§ To be done: Look through the data below. Pick out the lines holding the string "this".

§ Dataset rows:
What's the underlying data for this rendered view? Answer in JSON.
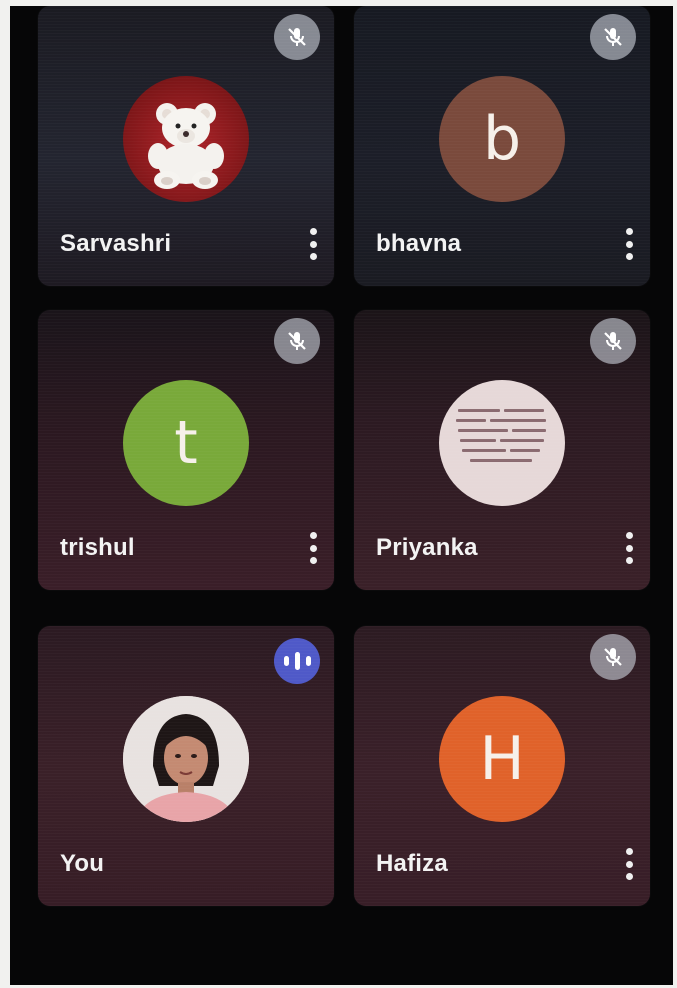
{
  "participants": [
    {
      "name": "Sarvashri",
      "avatar": "teddy-bear-photo",
      "status": "muted"
    },
    {
      "name": "bhavna",
      "initial": "b",
      "avatar_color": "#7a4a3c",
      "status": "muted"
    },
    {
      "name": "trishul",
      "initial": "t",
      "avatar_color": "#79a93a",
      "status": "muted"
    },
    {
      "name": "Priyanka",
      "avatar": "text-image-photo",
      "status": "muted"
    },
    {
      "name": "You",
      "avatar": "user-photo",
      "status": "speaking"
    },
    {
      "name": "Hafiza",
      "initial": "H",
      "avatar_color": "#e0622a",
      "status": "muted"
    }
  ],
  "icons": {
    "muted": "mic-off-icon",
    "speaking": "audio-level-icon",
    "more": "more-vertical-icon"
  },
  "colors": {
    "speaking_indicator": "#4f59c8",
    "mute_indicator": "#c8cdd7"
  }
}
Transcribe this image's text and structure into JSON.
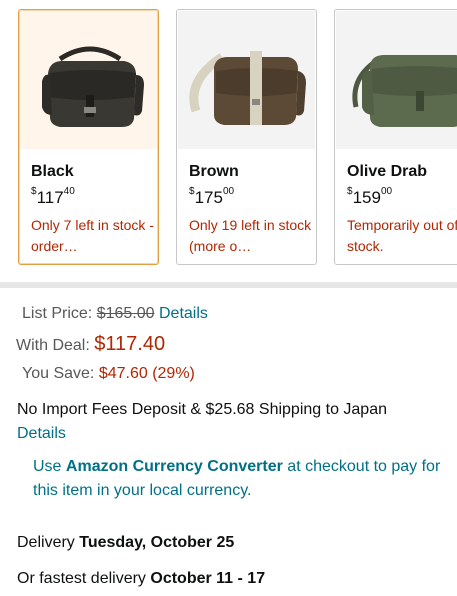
{
  "variants": [
    {
      "color": "Black",
      "price_whole": "117",
      "price_fraction": "40",
      "currency": "$",
      "availability": "Only 7 left in stock - order…",
      "selected": true
    },
    {
      "color": "Brown",
      "price_whole": "175",
      "price_fraction": "00",
      "currency": "$",
      "availability": "Only 19 left in stock (more o…",
      "selected": false
    },
    {
      "color": "Olive Drab",
      "price_whole": "159",
      "price_fraction": "00",
      "currency": "$",
      "availability": "Temporarily out of stock.",
      "selected": false
    }
  ],
  "pricing": {
    "list_price_label": "List Price:",
    "list_price_value": "$165.00",
    "details_link": "Details",
    "with_deal_label": "With Deal:",
    "with_deal_value": "$117.40",
    "you_save_label": "You Save:",
    "you_save_value": "$47.60 (29%)"
  },
  "shipping": {
    "text": "No Import Fees Deposit & $25.68 Shipping to Japan",
    "details_link": "Details"
  },
  "currency_converter": {
    "prefix": "Use ",
    "link": "Amazon Currency Converter",
    "suffix": " at checkout to pay for this item in your local currency."
  },
  "delivery": {
    "label": "Delivery ",
    "date": "Tuesday, October 25",
    "fastest_label": "Or fastest delivery ",
    "fastest_date": "October 11 - 17"
  },
  "colors": {
    "price_red": "#b12704",
    "link_teal": "#007185",
    "selected_border": "#e3a043"
  }
}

§ Correct response:
What's the underlying data for this rendered view? Answer in JSON.
Transcribe this image's text and structure into JSON.
    "suffix": " at checkout to pay for this item in your local currency."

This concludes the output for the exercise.